** Start **

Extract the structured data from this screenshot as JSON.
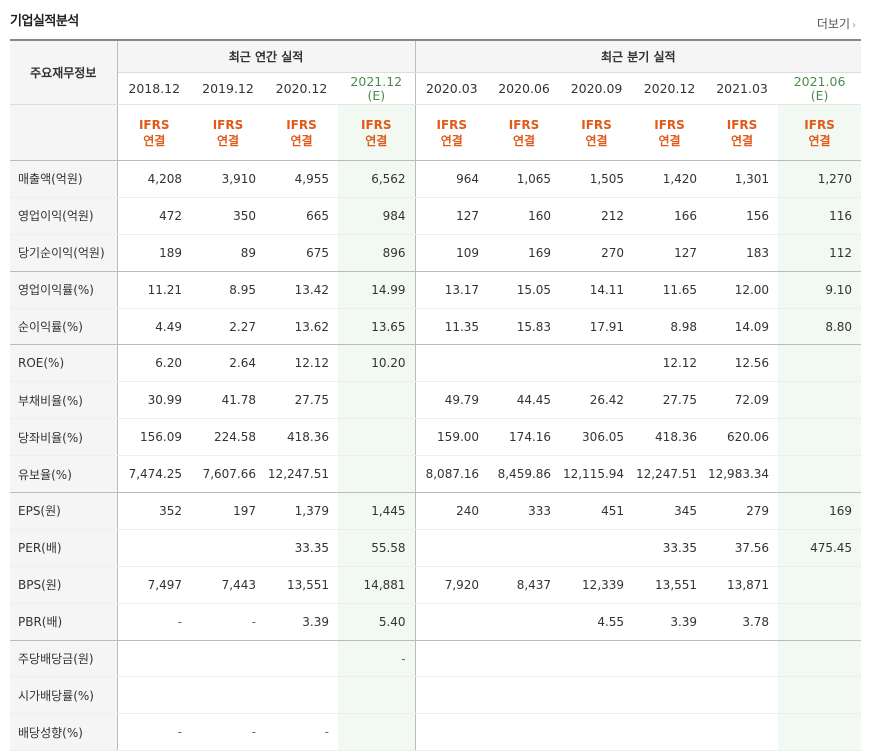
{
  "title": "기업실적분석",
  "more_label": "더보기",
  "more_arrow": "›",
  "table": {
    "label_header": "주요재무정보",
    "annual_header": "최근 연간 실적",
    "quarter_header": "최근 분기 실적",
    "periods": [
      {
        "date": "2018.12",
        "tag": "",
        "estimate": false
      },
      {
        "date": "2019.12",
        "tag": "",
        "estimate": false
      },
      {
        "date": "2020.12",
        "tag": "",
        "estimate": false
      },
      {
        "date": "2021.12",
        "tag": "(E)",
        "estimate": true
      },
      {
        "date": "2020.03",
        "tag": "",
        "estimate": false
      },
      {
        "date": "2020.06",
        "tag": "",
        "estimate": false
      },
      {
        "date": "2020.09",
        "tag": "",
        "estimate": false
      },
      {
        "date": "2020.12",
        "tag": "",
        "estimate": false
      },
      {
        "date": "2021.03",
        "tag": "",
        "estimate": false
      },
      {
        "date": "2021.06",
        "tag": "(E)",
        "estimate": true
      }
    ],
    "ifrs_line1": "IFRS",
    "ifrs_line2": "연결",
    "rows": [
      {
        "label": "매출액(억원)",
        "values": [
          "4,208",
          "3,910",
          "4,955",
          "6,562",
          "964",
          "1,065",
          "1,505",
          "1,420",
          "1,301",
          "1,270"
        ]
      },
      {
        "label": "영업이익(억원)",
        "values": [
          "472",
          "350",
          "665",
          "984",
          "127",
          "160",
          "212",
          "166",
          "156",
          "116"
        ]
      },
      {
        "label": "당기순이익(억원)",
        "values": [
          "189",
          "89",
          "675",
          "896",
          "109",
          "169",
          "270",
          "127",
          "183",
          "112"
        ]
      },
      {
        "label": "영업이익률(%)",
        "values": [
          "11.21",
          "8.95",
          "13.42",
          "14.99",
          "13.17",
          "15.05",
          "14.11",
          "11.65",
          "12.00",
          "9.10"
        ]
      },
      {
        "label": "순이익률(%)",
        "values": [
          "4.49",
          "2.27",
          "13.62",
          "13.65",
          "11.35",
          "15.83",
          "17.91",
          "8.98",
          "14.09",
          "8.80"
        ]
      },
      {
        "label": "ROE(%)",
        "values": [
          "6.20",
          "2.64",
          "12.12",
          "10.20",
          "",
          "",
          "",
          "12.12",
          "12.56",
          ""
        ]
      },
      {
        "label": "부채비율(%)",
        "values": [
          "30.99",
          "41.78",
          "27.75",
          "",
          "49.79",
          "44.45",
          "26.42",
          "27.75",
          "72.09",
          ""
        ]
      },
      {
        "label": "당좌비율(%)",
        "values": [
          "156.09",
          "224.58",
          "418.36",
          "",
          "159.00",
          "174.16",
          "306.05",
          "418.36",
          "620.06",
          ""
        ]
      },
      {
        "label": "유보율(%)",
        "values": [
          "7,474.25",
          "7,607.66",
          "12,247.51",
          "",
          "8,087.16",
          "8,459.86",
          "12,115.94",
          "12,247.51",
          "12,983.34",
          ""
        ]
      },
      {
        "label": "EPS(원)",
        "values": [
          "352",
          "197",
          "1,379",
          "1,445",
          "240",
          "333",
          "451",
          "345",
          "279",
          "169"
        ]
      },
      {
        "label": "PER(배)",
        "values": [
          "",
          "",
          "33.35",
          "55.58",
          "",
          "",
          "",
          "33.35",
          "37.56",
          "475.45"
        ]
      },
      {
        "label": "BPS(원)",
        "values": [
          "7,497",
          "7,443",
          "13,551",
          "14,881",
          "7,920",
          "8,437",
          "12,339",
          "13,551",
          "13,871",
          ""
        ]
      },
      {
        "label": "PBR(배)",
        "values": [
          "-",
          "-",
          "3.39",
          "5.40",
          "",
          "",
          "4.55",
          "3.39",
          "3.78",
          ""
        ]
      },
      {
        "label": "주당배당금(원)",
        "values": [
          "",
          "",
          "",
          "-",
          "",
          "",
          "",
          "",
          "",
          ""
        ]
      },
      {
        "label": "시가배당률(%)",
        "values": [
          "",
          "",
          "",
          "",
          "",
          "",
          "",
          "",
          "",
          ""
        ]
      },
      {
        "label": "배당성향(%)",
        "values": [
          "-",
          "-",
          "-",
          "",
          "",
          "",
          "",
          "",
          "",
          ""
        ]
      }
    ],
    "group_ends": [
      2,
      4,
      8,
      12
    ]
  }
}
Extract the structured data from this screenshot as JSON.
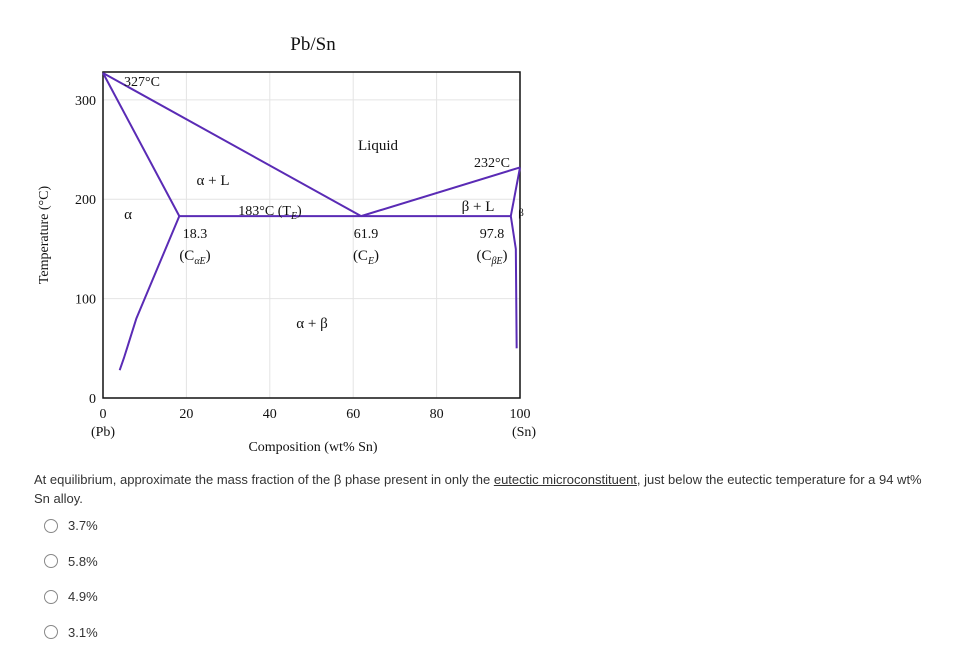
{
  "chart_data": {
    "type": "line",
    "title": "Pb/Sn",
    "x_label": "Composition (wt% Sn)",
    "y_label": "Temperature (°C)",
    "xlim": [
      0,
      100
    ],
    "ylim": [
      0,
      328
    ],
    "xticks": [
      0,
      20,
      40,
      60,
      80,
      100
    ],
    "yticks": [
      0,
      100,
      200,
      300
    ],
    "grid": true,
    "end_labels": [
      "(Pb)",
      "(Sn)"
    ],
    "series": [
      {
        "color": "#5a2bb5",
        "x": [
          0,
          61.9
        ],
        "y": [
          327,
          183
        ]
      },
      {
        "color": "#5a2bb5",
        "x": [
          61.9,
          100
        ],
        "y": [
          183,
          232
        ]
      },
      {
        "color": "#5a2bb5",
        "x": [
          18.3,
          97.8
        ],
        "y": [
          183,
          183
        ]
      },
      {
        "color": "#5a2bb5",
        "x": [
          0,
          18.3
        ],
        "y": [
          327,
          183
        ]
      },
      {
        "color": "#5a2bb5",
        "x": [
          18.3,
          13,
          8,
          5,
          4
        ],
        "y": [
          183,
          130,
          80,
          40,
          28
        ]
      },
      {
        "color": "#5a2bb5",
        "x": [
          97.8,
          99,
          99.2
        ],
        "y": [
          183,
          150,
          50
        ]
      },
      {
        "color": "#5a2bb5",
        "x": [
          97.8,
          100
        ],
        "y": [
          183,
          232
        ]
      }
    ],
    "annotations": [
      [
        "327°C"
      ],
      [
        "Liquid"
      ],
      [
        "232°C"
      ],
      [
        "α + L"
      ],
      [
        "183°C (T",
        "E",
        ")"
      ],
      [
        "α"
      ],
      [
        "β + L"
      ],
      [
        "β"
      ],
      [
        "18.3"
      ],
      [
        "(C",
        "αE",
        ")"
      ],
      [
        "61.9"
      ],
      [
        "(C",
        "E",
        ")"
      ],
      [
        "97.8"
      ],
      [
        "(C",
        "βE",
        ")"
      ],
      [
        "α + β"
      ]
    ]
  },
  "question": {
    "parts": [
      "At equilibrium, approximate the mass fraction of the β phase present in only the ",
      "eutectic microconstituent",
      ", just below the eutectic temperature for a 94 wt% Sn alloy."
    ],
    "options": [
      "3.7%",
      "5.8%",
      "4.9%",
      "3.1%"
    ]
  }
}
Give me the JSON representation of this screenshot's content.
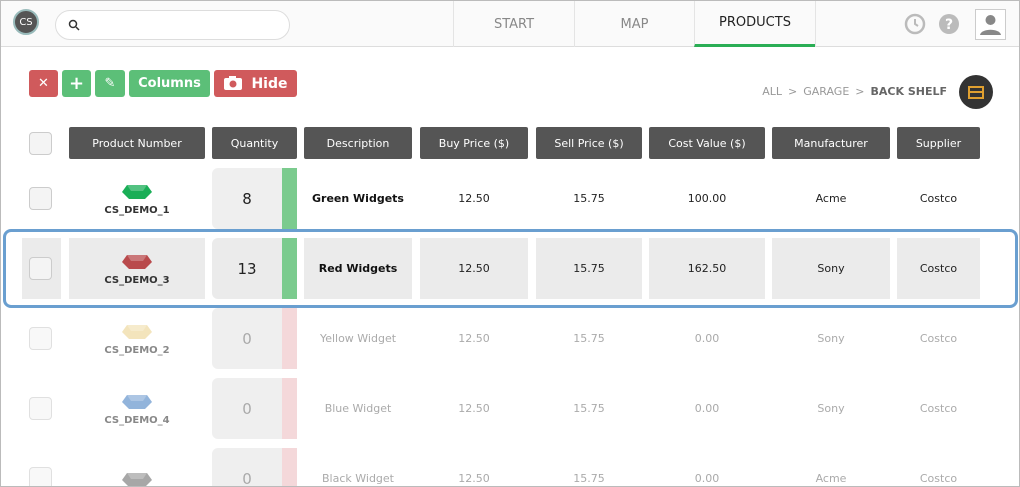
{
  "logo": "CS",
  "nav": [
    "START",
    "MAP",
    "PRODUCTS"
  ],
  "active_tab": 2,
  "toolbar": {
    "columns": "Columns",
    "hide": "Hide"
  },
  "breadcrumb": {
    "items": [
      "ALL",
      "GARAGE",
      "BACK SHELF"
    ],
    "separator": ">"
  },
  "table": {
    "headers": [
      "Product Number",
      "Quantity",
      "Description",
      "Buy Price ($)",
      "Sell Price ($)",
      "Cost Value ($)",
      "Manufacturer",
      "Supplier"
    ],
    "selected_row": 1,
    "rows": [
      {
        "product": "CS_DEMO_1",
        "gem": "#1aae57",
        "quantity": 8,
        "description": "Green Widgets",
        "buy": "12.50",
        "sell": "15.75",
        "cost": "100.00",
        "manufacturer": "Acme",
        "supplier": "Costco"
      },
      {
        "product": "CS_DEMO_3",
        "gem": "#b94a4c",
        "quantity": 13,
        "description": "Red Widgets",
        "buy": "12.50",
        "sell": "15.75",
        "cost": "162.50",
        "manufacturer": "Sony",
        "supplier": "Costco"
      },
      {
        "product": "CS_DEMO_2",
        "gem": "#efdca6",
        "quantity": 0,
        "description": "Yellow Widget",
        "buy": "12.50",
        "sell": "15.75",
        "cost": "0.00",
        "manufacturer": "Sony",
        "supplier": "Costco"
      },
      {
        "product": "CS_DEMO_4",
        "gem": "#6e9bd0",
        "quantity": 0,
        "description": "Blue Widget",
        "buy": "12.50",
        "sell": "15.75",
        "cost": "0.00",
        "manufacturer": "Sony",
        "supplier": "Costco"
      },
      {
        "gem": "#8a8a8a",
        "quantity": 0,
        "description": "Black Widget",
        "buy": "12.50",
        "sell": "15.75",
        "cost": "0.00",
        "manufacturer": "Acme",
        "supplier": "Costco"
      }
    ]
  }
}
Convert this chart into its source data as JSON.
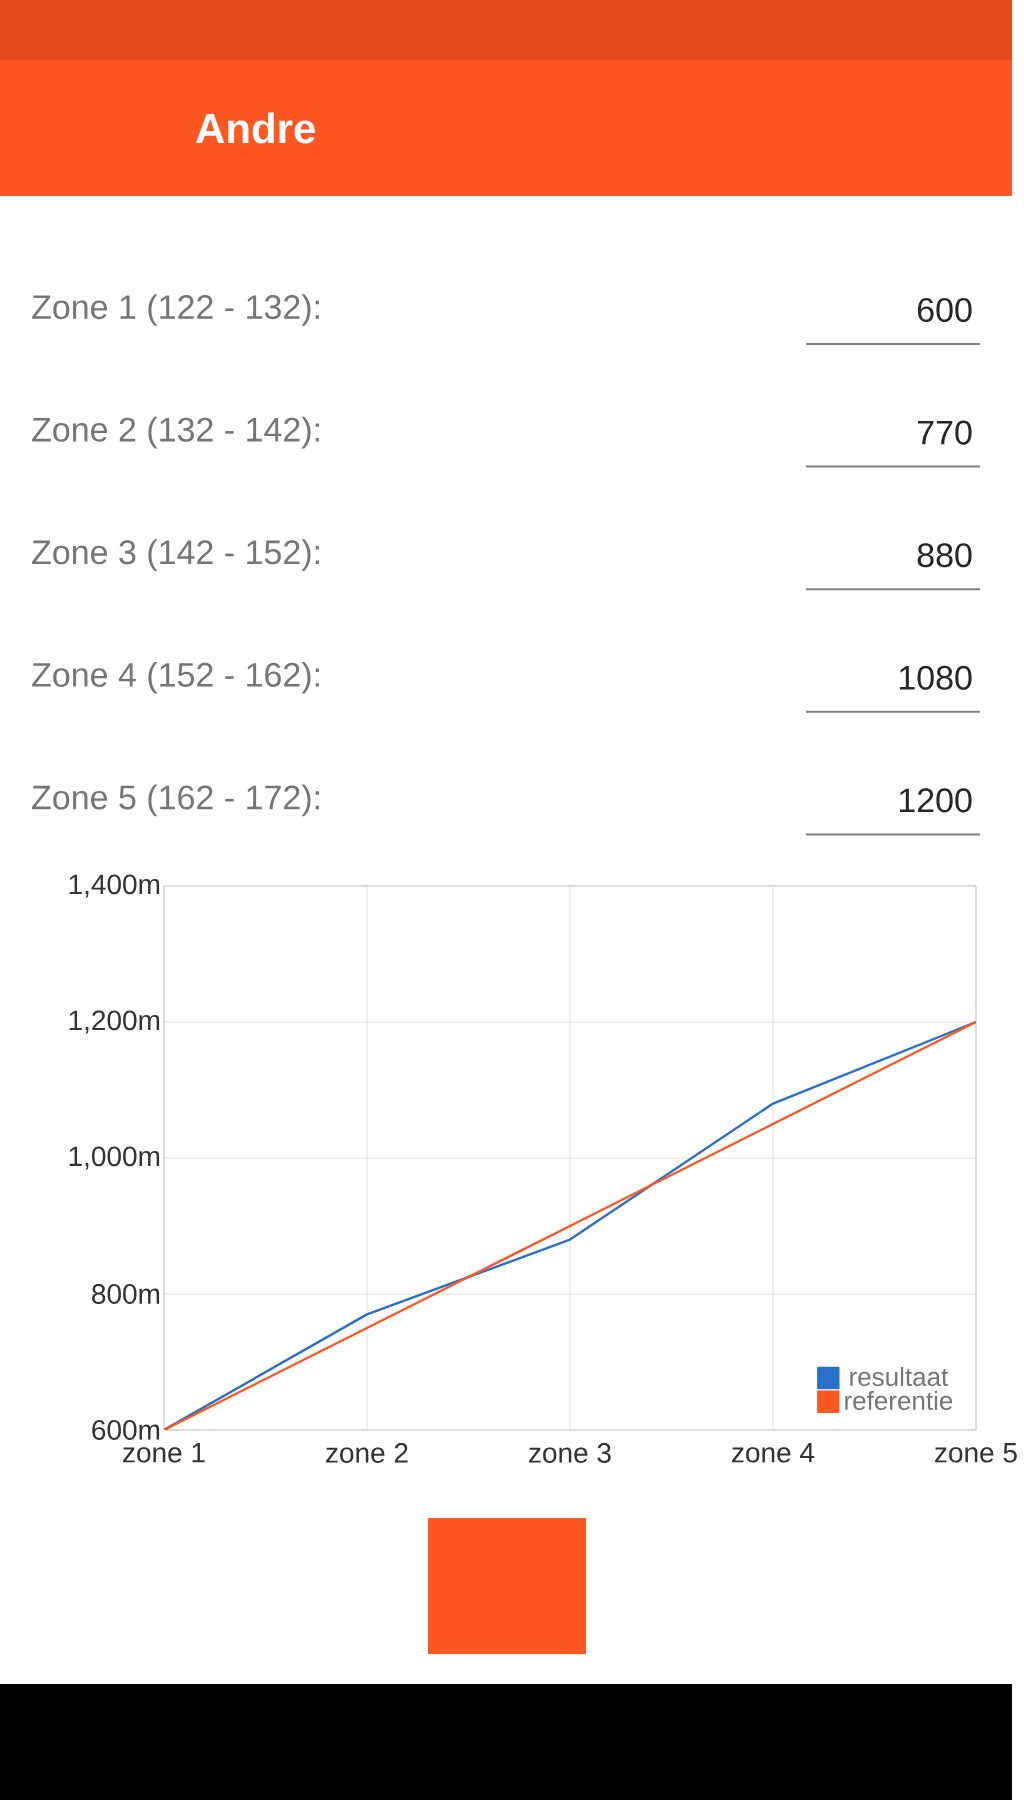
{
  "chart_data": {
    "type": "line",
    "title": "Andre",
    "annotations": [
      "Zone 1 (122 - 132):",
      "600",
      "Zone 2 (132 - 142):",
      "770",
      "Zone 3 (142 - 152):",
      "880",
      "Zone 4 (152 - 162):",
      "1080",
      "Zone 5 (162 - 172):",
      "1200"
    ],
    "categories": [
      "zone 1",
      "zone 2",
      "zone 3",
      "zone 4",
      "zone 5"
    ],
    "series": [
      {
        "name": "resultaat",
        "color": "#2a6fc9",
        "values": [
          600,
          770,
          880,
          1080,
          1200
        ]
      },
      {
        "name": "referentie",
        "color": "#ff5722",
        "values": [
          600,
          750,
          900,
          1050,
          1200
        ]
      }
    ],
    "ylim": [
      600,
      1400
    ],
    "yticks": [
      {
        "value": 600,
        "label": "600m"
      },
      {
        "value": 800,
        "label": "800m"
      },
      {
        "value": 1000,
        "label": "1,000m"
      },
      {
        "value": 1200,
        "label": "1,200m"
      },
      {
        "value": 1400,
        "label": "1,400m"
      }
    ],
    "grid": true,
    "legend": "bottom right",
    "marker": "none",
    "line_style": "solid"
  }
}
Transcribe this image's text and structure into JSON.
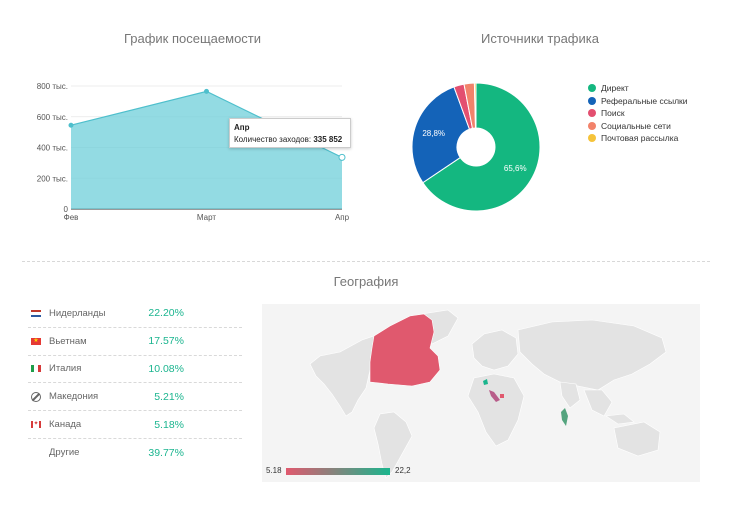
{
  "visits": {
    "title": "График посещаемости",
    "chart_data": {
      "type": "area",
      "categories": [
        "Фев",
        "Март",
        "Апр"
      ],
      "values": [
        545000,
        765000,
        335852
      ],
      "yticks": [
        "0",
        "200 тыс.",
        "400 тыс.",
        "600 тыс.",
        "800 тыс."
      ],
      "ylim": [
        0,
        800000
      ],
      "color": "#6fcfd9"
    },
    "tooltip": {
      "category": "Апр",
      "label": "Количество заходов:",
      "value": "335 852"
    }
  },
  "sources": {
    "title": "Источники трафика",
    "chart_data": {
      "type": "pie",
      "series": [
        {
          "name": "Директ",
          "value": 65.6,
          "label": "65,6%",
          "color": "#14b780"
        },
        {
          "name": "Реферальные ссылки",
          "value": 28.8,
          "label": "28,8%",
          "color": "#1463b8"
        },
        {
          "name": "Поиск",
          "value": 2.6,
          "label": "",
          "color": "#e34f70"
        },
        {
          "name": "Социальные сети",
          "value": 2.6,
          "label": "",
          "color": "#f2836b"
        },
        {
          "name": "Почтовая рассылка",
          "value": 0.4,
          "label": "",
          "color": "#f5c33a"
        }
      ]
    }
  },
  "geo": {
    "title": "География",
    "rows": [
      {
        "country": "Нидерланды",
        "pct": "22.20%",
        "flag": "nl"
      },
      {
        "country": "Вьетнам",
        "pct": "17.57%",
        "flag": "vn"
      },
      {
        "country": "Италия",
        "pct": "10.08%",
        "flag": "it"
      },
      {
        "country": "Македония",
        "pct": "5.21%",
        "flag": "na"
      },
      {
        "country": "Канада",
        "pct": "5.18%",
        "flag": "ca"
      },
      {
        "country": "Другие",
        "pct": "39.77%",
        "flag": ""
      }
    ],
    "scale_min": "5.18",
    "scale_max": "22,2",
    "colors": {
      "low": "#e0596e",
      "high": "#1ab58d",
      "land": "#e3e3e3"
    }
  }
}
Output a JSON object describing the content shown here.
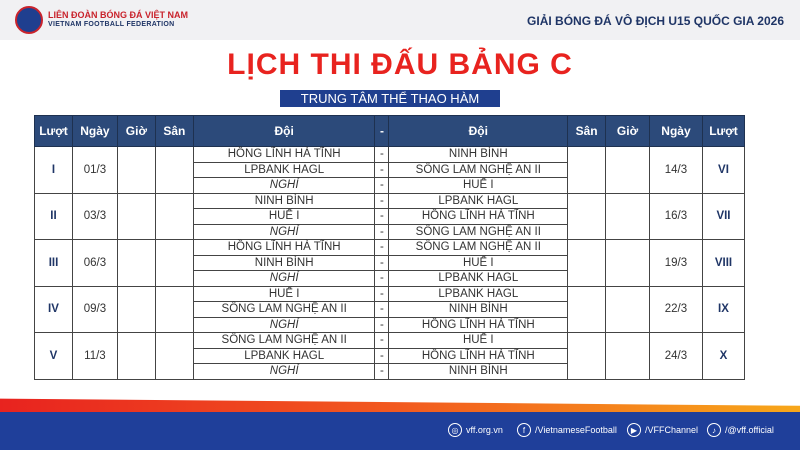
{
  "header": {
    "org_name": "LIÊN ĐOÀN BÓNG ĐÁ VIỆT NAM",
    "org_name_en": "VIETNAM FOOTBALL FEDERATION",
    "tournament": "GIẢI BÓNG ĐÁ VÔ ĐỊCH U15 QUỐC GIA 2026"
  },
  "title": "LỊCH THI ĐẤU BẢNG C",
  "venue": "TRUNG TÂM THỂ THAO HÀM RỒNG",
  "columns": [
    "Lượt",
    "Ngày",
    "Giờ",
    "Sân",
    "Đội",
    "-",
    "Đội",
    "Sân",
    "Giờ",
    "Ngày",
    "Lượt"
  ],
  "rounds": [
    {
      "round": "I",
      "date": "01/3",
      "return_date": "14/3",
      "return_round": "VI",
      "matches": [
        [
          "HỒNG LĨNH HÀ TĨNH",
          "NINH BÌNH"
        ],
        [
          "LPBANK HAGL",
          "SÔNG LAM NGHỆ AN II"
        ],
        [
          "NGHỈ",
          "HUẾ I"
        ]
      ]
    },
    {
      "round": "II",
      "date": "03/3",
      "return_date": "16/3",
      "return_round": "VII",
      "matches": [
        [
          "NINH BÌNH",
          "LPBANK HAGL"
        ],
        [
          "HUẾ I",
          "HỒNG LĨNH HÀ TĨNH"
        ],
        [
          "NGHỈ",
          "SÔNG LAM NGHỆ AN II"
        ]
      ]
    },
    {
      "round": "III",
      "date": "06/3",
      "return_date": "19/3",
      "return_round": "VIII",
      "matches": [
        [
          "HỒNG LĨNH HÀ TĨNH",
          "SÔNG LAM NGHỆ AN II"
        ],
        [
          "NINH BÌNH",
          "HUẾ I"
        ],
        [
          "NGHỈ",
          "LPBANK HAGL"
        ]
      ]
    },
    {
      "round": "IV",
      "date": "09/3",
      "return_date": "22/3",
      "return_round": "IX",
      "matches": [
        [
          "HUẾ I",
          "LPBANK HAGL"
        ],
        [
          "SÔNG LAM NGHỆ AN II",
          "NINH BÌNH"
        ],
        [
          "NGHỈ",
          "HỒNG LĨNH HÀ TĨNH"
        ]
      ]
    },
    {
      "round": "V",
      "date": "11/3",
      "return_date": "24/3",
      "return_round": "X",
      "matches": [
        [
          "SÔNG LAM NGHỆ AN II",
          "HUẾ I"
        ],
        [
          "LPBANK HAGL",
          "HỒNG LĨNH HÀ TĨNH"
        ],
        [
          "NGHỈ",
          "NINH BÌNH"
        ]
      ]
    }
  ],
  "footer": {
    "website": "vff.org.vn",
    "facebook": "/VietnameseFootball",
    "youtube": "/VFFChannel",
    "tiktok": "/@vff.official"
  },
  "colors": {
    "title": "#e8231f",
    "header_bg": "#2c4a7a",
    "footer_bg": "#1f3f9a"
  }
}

** End **

• [Set exercise]:
Extract all lines of the records above that include "flag".

• [Answer to the problem]:
        "flag": "nl"
        "flag": "vn"
        "flag": "it"
        "flag": "na"
        "flag": "ca"
        "flag": ""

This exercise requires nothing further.